- [Aim of the exercise]: Scan the entries below. List each line with "através".
# Dataset records start
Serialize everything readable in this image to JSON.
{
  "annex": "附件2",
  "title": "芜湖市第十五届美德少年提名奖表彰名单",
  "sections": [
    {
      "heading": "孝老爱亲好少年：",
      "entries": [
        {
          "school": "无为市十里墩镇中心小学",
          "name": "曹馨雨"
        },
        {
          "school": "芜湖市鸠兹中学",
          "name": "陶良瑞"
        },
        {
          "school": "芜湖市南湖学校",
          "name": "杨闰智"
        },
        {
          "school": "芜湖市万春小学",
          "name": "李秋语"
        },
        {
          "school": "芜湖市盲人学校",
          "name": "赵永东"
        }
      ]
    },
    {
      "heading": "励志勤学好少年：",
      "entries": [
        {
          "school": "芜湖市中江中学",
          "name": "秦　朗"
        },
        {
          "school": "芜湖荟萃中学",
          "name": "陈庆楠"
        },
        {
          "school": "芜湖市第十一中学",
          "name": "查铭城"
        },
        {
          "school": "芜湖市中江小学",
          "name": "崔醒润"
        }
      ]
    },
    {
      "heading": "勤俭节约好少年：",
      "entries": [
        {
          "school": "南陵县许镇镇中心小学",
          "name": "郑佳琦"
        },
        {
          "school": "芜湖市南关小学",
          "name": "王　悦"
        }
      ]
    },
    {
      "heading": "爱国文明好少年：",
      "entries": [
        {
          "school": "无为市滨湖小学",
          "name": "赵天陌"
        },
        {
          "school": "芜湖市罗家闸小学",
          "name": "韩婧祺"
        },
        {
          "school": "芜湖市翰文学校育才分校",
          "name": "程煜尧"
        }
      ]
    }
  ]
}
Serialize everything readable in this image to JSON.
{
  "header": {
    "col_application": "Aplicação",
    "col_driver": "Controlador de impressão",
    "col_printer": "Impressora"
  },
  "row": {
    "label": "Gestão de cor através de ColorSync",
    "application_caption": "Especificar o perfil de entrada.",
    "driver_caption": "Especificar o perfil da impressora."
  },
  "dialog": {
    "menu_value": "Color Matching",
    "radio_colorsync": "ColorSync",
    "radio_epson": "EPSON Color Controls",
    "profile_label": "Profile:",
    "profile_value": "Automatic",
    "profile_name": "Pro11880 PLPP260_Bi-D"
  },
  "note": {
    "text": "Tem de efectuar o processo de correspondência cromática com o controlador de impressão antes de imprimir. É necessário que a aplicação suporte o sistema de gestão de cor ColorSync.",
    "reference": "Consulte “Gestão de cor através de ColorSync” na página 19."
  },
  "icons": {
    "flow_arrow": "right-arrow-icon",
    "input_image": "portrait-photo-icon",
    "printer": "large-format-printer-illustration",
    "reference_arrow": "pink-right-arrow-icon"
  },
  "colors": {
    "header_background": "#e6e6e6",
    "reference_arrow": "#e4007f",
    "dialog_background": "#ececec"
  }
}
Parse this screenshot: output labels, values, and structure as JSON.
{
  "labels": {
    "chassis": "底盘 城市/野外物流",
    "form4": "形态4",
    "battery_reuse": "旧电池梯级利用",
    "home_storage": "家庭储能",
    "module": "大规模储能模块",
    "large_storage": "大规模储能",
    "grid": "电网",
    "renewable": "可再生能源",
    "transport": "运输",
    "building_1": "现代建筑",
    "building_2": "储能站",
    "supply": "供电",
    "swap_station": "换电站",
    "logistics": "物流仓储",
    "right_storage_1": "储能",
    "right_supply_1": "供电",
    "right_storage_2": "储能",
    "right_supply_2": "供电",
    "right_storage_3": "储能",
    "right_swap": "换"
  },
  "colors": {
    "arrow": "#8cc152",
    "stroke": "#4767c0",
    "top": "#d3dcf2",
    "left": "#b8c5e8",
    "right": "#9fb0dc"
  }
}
# Dataset records end
- [Exercise output]:
    "label": "Gestão de cor através de ColorSync",
    "reference": "Consulte “Gestão de cor através de ColorSync” na página 19."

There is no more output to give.